Given text:
--- --- ---

Mesh Testing

From OLPC
Revision as of 11:06, 23 February 2008 by 209.237.225.236 (talk) (Try basic ping connectivity among the laptops, and with the school server.)
Jump to navigation Jump to search

This page describes the network testing that will be performed on Monday Feb 25, 2008 at 1cc.

Setup:

  • Start with ten machines, keep adding ten at a time while it is useful to do so.

Measurements to make during each test (in addition to workload-specific measurements):

  • Spectrum utilization -- as measured w/ spectrum analyzer and/or from wireshark
    • Wireshark may be able to break down bandwidth by packet type
  • Remaining bandwidth -- attempt to download a large file on one machine during test, record time taken or bandwidth achieved.
  • Total # of laptops seen on mesh view on all numbers (should be n^2).

Workloads -- tests to perform, along with their quantitative metrics:

  1. Idle load.
  2. Every machine coming out of suspend (or booting).
  3. Every machine trying to register with school server -- Number of machines that failed the first attempt, failed second attempt, etc.
  4. Try pinging each node from each other node. Establish whether you have basic unicast connectivity. Record success/failure for each pair. Or record final packet's ping time (zero for no packets getting through).
  5. Try pinging the "all-nodes" IPv6 multicast address from each node. Record which other nodes respond to each node's multicast ping. Establish whether you have basic multicast connectivity.
  6. Ricardo's web spider at various rates of download (download 1k page/second, etc)
  7. Read -- if one laptop shares a PDF, how many laptops fail to retrieve it?
  8. Distance -- binary success/fail. Are there other metrics?
From the GUI, the relevant failure mode is apparent because the initiator's One Big Button never becomes clickable. This indicates that the stream-tube server is not being notified of a new socket connection. It is not clear whether this is purely binary for any mesh, or whether it is statistical. In January, at 1CC, I had 100% failure rate. Ben 00:38, 22 February 2008 (EST)

--- --- ---

Set task 1:
From the mesh testing page, list every measurement to be made during each test, not counting workload-specific ones.
Set task 2:
Extend the mesh testing page with a few more sentences, picking up after its final line.
The material that follows has nothing to do with the mesh testing page.

Dataset extract:
--- --- ---

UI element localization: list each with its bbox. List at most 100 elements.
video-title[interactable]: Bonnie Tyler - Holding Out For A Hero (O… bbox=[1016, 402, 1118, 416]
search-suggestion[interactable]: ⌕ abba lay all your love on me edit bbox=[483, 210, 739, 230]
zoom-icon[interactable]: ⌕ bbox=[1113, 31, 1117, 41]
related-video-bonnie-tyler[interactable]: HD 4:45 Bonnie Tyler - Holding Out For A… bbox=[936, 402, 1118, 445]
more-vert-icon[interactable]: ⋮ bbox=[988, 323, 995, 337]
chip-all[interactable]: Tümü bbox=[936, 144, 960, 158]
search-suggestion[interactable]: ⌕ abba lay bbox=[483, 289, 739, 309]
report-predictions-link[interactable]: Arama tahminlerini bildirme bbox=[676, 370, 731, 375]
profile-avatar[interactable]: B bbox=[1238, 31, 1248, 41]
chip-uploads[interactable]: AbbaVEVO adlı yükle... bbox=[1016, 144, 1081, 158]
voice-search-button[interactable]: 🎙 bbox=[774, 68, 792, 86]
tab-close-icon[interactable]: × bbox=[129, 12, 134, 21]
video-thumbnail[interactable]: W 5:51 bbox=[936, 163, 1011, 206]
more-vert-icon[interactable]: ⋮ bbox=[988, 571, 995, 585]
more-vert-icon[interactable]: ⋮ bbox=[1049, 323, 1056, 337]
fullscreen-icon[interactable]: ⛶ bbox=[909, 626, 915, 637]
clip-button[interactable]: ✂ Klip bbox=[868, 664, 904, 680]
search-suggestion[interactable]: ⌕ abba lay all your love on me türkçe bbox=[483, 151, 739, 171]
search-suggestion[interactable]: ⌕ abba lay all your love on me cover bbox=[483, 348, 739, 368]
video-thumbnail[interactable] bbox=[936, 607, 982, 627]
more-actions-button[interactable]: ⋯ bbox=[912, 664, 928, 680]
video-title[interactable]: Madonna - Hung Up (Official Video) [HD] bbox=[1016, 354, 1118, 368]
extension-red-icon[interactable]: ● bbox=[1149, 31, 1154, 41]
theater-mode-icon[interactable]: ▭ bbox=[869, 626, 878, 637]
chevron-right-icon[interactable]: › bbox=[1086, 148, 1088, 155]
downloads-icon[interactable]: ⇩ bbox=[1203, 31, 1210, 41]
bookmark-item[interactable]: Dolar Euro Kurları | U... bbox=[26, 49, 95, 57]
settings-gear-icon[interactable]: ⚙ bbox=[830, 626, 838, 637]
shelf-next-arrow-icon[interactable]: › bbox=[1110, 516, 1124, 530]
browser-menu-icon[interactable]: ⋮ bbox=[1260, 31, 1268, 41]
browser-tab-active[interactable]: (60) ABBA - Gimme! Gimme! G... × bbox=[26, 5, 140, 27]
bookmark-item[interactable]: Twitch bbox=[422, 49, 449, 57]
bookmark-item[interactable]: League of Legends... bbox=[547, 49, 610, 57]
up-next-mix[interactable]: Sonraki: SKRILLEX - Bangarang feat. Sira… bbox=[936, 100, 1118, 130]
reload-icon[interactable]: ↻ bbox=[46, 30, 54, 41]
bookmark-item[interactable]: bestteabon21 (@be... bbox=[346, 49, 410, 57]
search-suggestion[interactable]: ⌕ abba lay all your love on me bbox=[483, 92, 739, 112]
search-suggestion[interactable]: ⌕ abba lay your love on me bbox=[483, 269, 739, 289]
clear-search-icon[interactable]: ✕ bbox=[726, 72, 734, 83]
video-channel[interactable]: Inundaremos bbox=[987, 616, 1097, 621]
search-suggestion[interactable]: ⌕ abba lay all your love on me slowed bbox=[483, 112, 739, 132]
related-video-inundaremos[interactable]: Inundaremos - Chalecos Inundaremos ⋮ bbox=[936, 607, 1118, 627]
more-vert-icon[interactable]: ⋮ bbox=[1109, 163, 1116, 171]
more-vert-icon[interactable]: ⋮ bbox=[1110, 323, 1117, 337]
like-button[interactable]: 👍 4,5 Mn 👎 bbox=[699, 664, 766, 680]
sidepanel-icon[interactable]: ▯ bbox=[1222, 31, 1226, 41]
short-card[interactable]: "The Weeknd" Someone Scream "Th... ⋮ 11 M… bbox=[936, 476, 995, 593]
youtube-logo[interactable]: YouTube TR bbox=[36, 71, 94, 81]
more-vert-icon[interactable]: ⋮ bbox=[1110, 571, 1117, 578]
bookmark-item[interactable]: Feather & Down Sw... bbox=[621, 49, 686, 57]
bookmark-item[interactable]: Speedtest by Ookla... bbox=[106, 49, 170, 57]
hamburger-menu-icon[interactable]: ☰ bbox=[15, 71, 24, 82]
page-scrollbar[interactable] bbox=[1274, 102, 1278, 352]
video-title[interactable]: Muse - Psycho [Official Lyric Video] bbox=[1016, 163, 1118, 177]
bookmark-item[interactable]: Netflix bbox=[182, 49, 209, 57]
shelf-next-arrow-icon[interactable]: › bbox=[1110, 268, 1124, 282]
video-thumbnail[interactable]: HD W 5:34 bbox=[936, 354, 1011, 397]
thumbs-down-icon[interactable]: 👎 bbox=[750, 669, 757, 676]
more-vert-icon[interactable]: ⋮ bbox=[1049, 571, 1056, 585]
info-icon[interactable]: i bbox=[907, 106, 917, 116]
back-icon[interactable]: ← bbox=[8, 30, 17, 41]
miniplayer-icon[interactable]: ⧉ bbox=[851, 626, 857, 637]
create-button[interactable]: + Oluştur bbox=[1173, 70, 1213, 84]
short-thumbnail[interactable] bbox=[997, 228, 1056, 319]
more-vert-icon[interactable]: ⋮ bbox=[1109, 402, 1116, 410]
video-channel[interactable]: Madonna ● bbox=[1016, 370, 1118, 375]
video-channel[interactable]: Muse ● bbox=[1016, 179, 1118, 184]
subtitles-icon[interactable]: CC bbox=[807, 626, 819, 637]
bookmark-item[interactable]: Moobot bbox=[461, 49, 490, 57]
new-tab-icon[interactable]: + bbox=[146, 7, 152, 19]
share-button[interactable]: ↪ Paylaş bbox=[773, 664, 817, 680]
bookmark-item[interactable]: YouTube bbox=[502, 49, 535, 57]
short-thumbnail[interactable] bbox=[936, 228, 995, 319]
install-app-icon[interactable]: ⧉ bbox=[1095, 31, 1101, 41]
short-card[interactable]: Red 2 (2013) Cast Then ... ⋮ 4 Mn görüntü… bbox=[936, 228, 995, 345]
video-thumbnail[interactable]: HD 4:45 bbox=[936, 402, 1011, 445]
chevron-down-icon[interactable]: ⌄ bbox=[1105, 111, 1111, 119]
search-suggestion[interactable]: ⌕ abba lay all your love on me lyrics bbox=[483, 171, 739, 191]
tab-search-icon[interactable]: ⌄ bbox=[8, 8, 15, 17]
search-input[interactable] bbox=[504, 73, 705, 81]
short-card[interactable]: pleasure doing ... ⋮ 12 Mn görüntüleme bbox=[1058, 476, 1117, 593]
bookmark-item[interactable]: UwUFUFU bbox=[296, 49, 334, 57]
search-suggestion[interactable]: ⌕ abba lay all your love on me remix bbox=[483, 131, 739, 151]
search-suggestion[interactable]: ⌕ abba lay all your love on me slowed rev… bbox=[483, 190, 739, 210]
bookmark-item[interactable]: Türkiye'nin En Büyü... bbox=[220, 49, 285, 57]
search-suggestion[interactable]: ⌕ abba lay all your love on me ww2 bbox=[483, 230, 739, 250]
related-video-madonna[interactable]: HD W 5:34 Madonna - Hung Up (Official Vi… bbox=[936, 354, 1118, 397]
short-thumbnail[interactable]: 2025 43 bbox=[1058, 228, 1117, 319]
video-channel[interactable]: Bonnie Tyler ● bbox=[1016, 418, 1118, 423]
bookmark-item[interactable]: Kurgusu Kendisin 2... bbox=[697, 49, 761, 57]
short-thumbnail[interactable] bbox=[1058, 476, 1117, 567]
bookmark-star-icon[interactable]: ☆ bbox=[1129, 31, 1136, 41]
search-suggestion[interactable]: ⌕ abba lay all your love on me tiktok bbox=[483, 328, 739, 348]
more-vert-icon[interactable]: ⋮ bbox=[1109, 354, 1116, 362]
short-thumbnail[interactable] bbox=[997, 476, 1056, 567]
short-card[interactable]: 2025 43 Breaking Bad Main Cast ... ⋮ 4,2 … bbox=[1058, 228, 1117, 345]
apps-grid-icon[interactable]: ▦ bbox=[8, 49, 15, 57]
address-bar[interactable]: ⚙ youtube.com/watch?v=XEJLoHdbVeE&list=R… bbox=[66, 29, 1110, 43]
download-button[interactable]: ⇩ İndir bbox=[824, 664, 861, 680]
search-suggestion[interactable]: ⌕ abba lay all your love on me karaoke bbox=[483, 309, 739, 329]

--- --- ---

Exercise result 1:
- Spectrum utilization
- Remaining bandwidth
- Total number of laptops seen on mesh view on all numbers

Exercise result 2:
  1. Write -- cjb has automated pressing a character every second; run this and look at received rate/update time, increase number of participants per document.
  2. olpc-update -- number of machines upgraded in 1 hour

Variables to investigate:

  • Set mesh ttl to 1 for every packet
  • Change bcast/mcast rate on every node
  • Jim's Avahi config 30% fixes?
  • Presence: Benchmark bandwidth use of Avahi vs. Cerebro vs. no presence?
  • Collaboration: Benchmark switching from multicast to unicast?
  • Suspend/resume: Off vs. on, wake-on-unicast vs. wake-on-multicast
  • Block multicast in route table (are there other sources of multicast packets other than the above?)
  • Would turning down the tx power (globally, since we can't do it per-packet) help with the dense mesh problems?
"iwconfig eth0 txpower 3mw" appears to work until there is an active connection, at which point the firmware's automatic txpower adjustment appears to take over. If this analysis is correct, setting transmit power is not possible with the current firmware. Ben 00:38, 22 February 2008 (EST)
  • Are there other mesh parameters to tweak? Path request timeout, for example.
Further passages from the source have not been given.